▸ Exercise: Below are records to be output exactly, every one of them.

─── Exercise materials ───

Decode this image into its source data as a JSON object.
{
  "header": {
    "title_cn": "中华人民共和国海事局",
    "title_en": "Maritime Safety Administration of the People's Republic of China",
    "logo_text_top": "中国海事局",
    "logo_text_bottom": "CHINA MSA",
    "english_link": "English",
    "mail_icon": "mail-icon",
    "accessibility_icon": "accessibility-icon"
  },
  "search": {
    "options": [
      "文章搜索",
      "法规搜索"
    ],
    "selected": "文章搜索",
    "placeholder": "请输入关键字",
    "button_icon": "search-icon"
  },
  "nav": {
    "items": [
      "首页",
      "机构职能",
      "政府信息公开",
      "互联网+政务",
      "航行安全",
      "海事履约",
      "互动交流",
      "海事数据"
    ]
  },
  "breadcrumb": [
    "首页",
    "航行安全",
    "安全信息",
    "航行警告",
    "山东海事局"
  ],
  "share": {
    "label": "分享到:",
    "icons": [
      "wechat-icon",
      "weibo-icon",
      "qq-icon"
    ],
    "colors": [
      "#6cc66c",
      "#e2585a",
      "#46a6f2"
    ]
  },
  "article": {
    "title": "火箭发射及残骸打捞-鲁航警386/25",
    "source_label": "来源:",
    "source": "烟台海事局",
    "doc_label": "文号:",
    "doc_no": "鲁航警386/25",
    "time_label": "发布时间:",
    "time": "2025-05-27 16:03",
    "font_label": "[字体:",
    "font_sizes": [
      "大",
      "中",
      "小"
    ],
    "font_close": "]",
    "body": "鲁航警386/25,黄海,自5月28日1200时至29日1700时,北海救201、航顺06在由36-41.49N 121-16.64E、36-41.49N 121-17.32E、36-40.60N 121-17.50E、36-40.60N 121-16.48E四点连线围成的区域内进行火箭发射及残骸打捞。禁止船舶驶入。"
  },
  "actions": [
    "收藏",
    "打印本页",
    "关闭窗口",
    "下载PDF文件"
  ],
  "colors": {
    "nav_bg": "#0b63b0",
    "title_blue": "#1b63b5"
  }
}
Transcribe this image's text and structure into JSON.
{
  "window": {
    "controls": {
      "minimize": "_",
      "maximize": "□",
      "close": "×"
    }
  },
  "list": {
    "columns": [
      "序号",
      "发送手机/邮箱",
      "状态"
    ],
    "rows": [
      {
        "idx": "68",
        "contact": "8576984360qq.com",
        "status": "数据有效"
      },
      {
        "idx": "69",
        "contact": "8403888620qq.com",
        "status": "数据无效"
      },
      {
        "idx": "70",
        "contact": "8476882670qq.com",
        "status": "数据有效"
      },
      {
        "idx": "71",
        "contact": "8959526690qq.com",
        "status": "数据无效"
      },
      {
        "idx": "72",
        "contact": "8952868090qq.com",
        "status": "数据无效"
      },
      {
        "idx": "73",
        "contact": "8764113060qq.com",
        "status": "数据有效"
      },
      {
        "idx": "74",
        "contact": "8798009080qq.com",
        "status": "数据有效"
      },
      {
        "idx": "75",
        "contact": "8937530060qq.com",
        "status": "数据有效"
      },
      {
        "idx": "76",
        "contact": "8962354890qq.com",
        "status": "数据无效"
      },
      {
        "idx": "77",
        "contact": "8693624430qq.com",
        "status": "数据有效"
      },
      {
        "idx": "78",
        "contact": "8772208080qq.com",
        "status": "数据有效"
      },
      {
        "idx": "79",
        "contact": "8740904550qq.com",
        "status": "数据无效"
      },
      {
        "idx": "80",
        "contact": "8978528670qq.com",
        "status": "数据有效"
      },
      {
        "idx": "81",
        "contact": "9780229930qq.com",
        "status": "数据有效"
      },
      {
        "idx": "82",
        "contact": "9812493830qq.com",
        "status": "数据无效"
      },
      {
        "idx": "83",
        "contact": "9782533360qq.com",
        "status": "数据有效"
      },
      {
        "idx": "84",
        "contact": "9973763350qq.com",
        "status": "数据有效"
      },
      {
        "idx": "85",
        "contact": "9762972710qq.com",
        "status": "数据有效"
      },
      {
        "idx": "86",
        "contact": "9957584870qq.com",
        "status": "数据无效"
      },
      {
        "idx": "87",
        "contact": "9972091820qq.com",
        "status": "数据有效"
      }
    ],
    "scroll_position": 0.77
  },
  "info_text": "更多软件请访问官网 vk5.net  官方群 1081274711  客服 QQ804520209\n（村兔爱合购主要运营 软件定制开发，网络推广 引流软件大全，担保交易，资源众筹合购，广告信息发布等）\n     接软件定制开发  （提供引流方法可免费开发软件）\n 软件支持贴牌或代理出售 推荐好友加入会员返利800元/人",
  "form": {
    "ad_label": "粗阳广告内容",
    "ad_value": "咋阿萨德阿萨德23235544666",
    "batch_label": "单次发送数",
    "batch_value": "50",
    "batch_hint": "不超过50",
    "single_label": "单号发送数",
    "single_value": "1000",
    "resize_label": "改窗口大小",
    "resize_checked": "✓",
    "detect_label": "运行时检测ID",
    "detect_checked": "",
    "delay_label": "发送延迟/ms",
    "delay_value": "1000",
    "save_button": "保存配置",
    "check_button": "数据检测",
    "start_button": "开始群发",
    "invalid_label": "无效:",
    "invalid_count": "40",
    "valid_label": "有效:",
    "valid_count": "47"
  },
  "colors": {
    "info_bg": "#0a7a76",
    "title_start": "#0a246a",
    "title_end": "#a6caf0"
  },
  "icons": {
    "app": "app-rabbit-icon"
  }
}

───

▸ Answer to the exercise:
Decode this image into its source data as a JSON object.
{
  "header": {
    "title_cn": "中华人民共和国海事局",
    "title_en": "Maritime Safety Administration of the People's Republic of China",
    "logo_text_top": "中国海事局",
    "logo_text_bottom": "CHINA MSA",
    "english_link": "English",
    "mail_icon": "mail-icon",
    "accessibility_icon": "accessibility-icon"
  },
  "search": {
    "options": [
      "文章搜索",
      "法规搜索"
    ],
    "selected": "文章搜索",
    "placeholder": "请输入关键字",
    "button_icon": "search-icon"
  },
  "nav": {
    "items": [
      "首页",
      "机构职能",
      "政府信息公开",
      "互联网+政务",
      "航行安全",
      "海事履约",
      "互动交流",
      "海事数据"
    ]
  },
  "breadcrumb": [
    "首页",
    "航行安全",
    "安全信息",
    "航行警告",
    "山东海事局"
  ],
  "share": {
    "label": "分享到:",
    "icons": [
      "wechat-icon",
      "weibo-icon",
      "qq-icon"
    ],
    "colors": [
      "#6cc66c",
      "#e2585a",
      "#46a6f2"
    ]
  },
  "article": {
    "title": "火箭发射及残骸打捞-鲁航警386/25",
    "source_label": "来源:",
    "source": "烟台海事局",
    "doc_label": "文号:",
    "doc_no": "鲁航警386/25",
    "time_label": "发布时间:",
    "time": "2025-05-27 16:03",
    "font_label": "[字体:",
    "font_sizes": [
      "大",
      "中",
      "小"
    ],
    "font_close": "]",
    "body": "鲁航警386/25,黄海,自5月28日1200时至29日1700时,北海救201、航顺06在由36-41.49N 121-16.64E、36-41.49N 121-17.32E、36-40.60N 121-17.50E、36-40.60N 121-16.48E四点连线围成的区域内进行火箭发射及残骸打捞。禁止船舶驶入。"
  },
  "actions": [
    "收藏",
    "打印本页",
    "关闭窗口",
    "下载PDF文件"
  ],
  "colors": {
    "nav_bg": "#0b63b0",
    "title_blue": "#1b63b5"
  }
}
Transcribe this image's text and structure into JSON.
{
  "window": {
    "controls": {
      "minimize": "_",
      "maximize": "□",
      "close": "×"
    }
  },
  "list": {
    "columns": [
      "序号",
      "发送手机/邮箱",
      "状态"
    ],
    "rows": [
      {
        "idx": "68",
        "contact": "8576984360qq.com",
        "status": "数据有效"
      },
      {
        "idx": "69",
        "contact": "8403888620qq.com",
        "status": "数据无效"
      },
      {
        "idx": "70",
        "contact": "8476882670qq.com",
        "status": "数据有效"
      },
      {
        "idx": "71",
        "contact": "8959526690qq.com",
        "status": "数据无效"
      },
      {
        "idx": "72",
        "contact": "8952868090qq.com",
        "status": "数据无效"
      },
      {
        "idx": "73",
        "contact": "8764113060qq.com",
        "status": "数据有效"
      },
      {
        "idx": "74",
        "contact": "8798009080qq.com",
        "status": "数据有效"
      },
      {
        "idx": "75",
        "contact": "8937530060qq.com",
        "status": "数据有效"
      },
      {
        "idx": "76",
        "contact": "8962354890qq.com",
        "status": "数据无效"
      },
      {
        "idx": "77",
        "contact": "8693624430qq.com",
        "status": "数据有效"
      },
      {
        "idx": "78",
        "contact": "8772208080qq.com",
        "status": "数据有效"
      },
      {
        "idx": "79",
        "contact": "8740904550qq.com",
        "status": "数据无效"
      },
      {
        "idx": "80",
        "contact": "8978528670qq.com",
        "status": "数据有效"
      },
      {
        "idx": "81",
        "contact": "9780229930qq.com",
        "status": "数据有效"
      },
      {
        "idx": "82",
        "contact": "9812493830qq.com",
        "status": "数据无效"
      },
      {
        "idx": "83",
        "contact": "9782533360qq.com",
        "status": "数据有效"
      },
      {
        "idx": "84",
        "contact": "9973763350qq.com",
        "status": "数据有效"
      },
      {
        "idx": "85",
        "contact": "9762972710qq.com",
        "status": "数据有效"
      },
      {
        "idx": "86",
        "contact": "9957584870qq.com",
        "status": "数据无效"
      },
      {
        "idx": "87",
        "contact": "9972091820qq.com",
        "status": "数据有效"
      }
    ],
    "scroll_position": 0.77
  },
  "info_text": "更多软件请访问官网 vk5.net  官方群 1081274711  客服 QQ804520209\n（村兔爱合购主要运营 软件定制开发，网络推广 引流软件大全，担保交易，资源众筹合购，广告信息发布等）\n     接软件定制开发  （提供引流方法可免费开发软件）\n 软件支持贴牌或代理出售 推荐好友加入会员返利800元/人",
  "form": {
    "ad_label": "粗阳广告内容",
    "ad_value": "咋阿萨德阿萨德23235544666",
    "batch_label": "单次发送数",
    "batch_value": "50",
    "batch_hint": "不超过50",
    "single_label": "单号发送数",
    "single_value": "1000",
    "resize_label": "改窗口大小",
    "resize_checked": "✓",
    "detect_label": "运行时检测ID",
    "detect_checked": "",
    "delay_label": "发送延迟/ms",
    "delay_value": "1000",
    "save_button": "保存配置",
    "check_button": "数据检测",
    "start_button": "开始群发",
    "invalid_label": "无效:",
    "invalid_count": "40",
    "valid_label": "有效:",
    "valid_count": "47"
  },
  "colors": {
    "info_bg": "#0a7a76",
    "title_start": "#0a246a",
    "title_end": "#a6caf0"
  },
  "icons": {
    "app": "app-rabbit-icon"
  }
}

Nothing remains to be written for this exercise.